(Figure record extracts)
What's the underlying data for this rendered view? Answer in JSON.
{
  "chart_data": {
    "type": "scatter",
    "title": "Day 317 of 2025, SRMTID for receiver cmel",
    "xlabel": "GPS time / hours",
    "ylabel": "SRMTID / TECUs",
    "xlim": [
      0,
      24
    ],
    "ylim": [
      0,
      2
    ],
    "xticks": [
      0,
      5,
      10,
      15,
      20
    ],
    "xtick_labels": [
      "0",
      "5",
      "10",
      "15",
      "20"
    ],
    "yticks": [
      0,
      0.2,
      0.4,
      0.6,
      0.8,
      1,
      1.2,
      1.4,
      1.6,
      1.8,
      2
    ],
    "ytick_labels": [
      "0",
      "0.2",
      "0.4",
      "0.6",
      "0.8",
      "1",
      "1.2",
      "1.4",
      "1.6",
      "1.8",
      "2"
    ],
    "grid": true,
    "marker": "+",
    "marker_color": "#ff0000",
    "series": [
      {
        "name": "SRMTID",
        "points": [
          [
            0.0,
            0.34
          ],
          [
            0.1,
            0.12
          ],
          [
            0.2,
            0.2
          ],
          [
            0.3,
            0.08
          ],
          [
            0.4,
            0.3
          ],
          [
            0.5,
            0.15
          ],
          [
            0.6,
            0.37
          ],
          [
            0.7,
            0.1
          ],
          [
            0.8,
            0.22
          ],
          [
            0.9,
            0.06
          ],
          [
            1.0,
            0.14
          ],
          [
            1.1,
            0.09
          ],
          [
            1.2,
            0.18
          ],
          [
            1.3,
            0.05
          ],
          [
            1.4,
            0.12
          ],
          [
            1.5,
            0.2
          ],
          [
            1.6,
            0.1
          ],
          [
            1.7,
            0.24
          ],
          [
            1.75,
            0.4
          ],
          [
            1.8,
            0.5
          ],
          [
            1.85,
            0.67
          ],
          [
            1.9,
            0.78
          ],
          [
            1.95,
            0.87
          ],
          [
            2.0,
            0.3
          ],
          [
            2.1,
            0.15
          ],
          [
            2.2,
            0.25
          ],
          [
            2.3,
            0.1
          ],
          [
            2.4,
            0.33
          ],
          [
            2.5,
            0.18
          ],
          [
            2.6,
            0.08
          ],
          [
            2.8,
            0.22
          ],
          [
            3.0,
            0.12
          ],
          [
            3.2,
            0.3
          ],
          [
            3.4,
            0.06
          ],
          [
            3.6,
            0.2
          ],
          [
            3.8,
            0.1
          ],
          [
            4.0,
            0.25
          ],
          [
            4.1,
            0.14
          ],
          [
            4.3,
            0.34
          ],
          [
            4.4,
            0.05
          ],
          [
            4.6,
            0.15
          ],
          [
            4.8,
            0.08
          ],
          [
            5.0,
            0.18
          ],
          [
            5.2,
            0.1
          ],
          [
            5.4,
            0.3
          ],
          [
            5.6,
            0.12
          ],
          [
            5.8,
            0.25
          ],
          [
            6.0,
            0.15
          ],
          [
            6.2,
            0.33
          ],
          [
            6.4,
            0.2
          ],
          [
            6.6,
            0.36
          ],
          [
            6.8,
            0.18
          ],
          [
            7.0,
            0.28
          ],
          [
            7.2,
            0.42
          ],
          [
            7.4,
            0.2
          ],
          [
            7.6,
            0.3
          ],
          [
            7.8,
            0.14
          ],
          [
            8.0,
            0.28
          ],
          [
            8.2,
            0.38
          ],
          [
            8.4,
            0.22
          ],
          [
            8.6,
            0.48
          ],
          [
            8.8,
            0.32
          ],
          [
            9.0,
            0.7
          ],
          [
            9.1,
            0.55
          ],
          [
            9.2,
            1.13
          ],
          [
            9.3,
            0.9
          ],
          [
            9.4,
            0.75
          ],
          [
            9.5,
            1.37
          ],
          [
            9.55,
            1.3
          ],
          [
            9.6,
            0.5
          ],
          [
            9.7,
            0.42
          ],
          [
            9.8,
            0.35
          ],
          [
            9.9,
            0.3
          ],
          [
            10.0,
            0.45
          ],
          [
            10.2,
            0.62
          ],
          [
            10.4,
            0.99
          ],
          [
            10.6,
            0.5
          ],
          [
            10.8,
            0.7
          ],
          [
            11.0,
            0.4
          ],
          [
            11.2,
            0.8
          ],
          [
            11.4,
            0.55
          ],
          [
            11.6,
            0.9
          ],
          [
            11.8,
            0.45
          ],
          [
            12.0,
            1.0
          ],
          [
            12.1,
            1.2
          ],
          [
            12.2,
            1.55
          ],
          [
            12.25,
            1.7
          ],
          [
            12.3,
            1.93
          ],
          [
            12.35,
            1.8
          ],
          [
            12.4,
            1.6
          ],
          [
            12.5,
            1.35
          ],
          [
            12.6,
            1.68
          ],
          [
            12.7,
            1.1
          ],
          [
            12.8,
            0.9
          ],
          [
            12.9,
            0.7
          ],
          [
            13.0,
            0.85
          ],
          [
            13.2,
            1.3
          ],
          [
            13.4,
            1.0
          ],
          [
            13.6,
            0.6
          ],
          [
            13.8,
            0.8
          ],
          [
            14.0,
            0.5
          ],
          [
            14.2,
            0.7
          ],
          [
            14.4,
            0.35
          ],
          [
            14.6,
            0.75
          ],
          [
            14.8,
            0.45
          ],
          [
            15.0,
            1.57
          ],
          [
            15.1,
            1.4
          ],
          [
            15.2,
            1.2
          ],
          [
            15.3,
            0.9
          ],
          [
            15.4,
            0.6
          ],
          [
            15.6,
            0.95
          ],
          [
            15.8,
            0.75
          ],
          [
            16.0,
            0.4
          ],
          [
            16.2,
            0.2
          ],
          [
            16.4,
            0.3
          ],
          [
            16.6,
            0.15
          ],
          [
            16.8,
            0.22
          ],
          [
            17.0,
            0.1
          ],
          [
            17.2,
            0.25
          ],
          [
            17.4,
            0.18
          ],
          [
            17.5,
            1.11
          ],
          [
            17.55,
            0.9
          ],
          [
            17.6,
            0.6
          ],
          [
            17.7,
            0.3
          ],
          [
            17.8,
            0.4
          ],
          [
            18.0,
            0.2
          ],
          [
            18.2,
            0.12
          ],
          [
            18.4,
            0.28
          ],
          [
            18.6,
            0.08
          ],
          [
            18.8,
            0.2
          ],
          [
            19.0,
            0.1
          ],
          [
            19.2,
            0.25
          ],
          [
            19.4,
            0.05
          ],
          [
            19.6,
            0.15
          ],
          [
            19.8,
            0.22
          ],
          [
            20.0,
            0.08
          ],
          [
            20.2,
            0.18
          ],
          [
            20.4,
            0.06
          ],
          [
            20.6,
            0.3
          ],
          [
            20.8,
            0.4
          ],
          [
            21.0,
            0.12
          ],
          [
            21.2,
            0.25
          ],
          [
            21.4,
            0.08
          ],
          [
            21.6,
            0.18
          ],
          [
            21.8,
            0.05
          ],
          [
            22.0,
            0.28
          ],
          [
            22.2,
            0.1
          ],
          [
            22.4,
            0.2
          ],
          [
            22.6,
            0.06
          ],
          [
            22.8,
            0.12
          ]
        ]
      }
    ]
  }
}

Exercise requirements:
Reproduce each record shown above without altering a single word.

Task answer:
What's the underlying data for this rendered view? Answer in JSON.
{
  "chart_data": {
    "type": "scatter",
    "title": "Day 317 of 2025, SRMTID for receiver cmel",
    "xlabel": "GPS time / hours",
    "ylabel": "SRMTID / TECUs",
    "xlim": [
      0,
      24
    ],
    "ylim": [
      0,
      2
    ],
    "xticks": [
      0,
      5,
      10,
      15,
      20
    ],
    "xtick_labels": [
      "0",
      "5",
      "10",
      "15",
      "20"
    ],
    "yticks": [
      0,
      0.2,
      0.4,
      0.6,
      0.8,
      1,
      1.2,
      1.4,
      1.6,
      1.8,
      2
    ],
    "ytick_labels": [
      "0",
      "0.2",
      "0.4",
      "0.6",
      "0.8",
      "1",
      "1.2",
      "1.4",
      "1.6",
      "1.8",
      "2"
    ],
    "grid": true,
    "marker": "+",
    "marker_color": "#ff0000",
    "series": [
      {
        "name": "SRMTID",
        "points": [
          [
            0.0,
            0.34
          ],
          [
            0.1,
            0.12
          ],
          [
            0.2,
            0.2
          ],
          [
            0.3,
            0.08
          ],
          [
            0.4,
            0.3
          ],
          [
            0.5,
            0.15
          ],
          [
            0.6,
            0.37
          ],
          [
            0.7,
            0.1
          ],
          [
            0.8,
            0.22
          ],
          [
            0.9,
            0.06
          ],
          [
            1.0,
            0.14
          ],
          [
            1.1,
            0.09
          ],
          [
            1.2,
            0.18
          ],
          [
            1.3,
            0.05
          ],
          [
            1.4,
            0.12
          ],
          [
            1.5,
            0.2
          ],
          [
            1.6,
            0.1
          ],
          [
            1.7,
            0.24
          ],
          [
            1.75,
            0.4
          ],
          [
            1.8,
            0.5
          ],
          [
            1.85,
            0.67
          ],
          [
            1.9,
            0.78
          ],
          [
            1.95,
            0.87
          ],
          [
            2.0,
            0.3
          ],
          [
            2.1,
            0.15
          ],
          [
            2.2,
            0.25
          ],
          [
            2.3,
            0.1
          ],
          [
            2.4,
            0.33
          ],
          [
            2.5,
            0.18
          ],
          [
            2.6,
            0.08
          ],
          [
            2.8,
            0.22
          ],
          [
            3.0,
            0.12
          ],
          [
            3.2,
            0.3
          ],
          [
            3.4,
            0.06
          ],
          [
            3.6,
            0.2
          ],
          [
            3.8,
            0.1
          ],
          [
            4.0,
            0.25
          ],
          [
            4.1,
            0.14
          ],
          [
            4.3,
            0.34
          ],
          [
            4.4,
            0.05
          ],
          [
            4.6,
            0.15
          ],
          [
            4.8,
            0.08
          ],
          [
            5.0,
            0.18
          ],
          [
            5.2,
            0.1
          ],
          [
            5.4,
            0.3
          ],
          [
            5.6,
            0.12
          ],
          [
            5.8,
            0.25
          ],
          [
            6.0,
            0.15
          ],
          [
            6.2,
            0.33
          ],
          [
            6.4,
            0.2
          ],
          [
            6.6,
            0.36
          ],
          [
            6.8,
            0.18
          ],
          [
            7.0,
            0.28
          ],
          [
            7.2,
            0.42
          ],
          [
            7.4,
            0.2
          ],
          [
            7.6,
            0.3
          ],
          [
            7.8,
            0.14
          ],
          [
            8.0,
            0.28
          ],
          [
            8.2,
            0.38
          ],
          [
            8.4,
            0.22
          ],
          [
            8.6,
            0.48
          ],
          [
            8.8,
            0.32
          ],
          [
            9.0,
            0.7
          ],
          [
            9.1,
            0.55
          ],
          [
            9.2,
            1.13
          ],
          [
            9.3,
            0.9
          ],
          [
            9.4,
            0.75
          ],
          [
            9.5,
            1.37
          ],
          [
            9.55,
            1.3
          ],
          [
            9.6,
            0.5
          ],
          [
            9.7,
            0.42
          ],
          [
            9.8,
            0.35
          ],
          [
            9.9,
            0.3
          ],
          [
            10.0,
            0.45
          ],
          [
            10.2,
            0.62
          ],
          [
            10.4,
            0.99
          ],
          [
            10.6,
            0.5
          ],
          [
            10.8,
            0.7
          ],
          [
            11.0,
            0.4
          ],
          [
            11.2,
            0.8
          ],
          [
            11.4,
            0.55
          ],
          [
            11.6,
            0.9
          ],
          [
            11.8,
            0.45
          ],
          [
            12.0,
            1.0
          ],
          [
            12.1,
            1.2
          ],
          [
            12.2,
            1.55
          ],
          [
            12.25,
            1.7
          ],
          [
            12.3,
            1.93
          ],
          [
            12.35,
            1.8
          ],
          [
            12.4,
            1.6
          ],
          [
            12.5,
            1.35
          ],
          [
            12.6,
            1.68
          ],
          [
            12.7,
            1.1
          ],
          [
            12.8,
            0.9
          ],
          [
            12.9,
            0.7
          ],
          [
            13.0,
            0.85
          ],
          [
            13.2,
            1.3
          ],
          [
            13.4,
            1.0
          ],
          [
            13.6,
            0.6
          ],
          [
            13.8,
            0.8
          ],
          [
            14.0,
            0.5
          ],
          [
            14.2,
            0.7
          ],
          [
            14.4,
            0.35
          ],
          [
            14.6,
            0.75
          ],
          [
            14.8,
            0.45
          ],
          [
            15.0,
            1.57
          ],
          [
            15.1,
            1.4
          ],
          [
            15.2,
            1.2
          ],
          [
            15.3,
            0.9
          ],
          [
            15.4,
            0.6
          ],
          [
            15.6,
            0.95
          ],
          [
            15.8,
            0.75
          ],
          [
            16.0,
            0.4
          ],
          [
            16.2,
            0.2
          ],
          [
            16.4,
            0.3
          ],
          [
            16.6,
            0.15
          ],
          [
            16.8,
            0.22
          ],
          [
            17.0,
            0.1
          ],
          [
            17.2,
            0.25
          ],
          [
            17.4,
            0.18
          ],
          [
            17.5,
            1.11
          ],
          [
            17.55,
            0.9
          ],
          [
            17.6,
            0.6
          ],
          [
            17.7,
            0.3
          ],
          [
            17.8,
            0.4
          ],
          [
            18.0,
            0.2
          ],
          [
            18.2,
            0.12
          ],
          [
            18.4,
            0.28
          ],
          [
            18.6,
            0.08
          ],
          [
            18.8,
            0.2
          ],
          [
            19.0,
            0.1
          ],
          [
            19.2,
            0.25
          ],
          [
            19.4,
            0.05
          ],
          [
            19.6,
            0.15
          ],
          [
            19.8,
            0.22
          ],
          [
            20.0,
            0.08
          ],
          [
            20.2,
            0.18
          ],
          [
            20.4,
            0.06
          ],
          [
            20.6,
            0.3
          ],
          [
            20.8,
            0.4
          ],
          [
            21.0,
            0.12
          ],
          [
            21.2,
            0.25
          ],
          [
            21.4,
            0.08
          ],
          [
            21.6,
            0.18
          ],
          [
            21.8,
            0.05
          ],
          [
            22.0,
            0.28
          ],
          [
            22.2,
            0.1
          ],
          [
            22.4,
            0.2
          ],
          [
            22.6,
            0.06
          ],
          [
            22.8,
            0.12
          ]
        ]
      }
    ]
  }
}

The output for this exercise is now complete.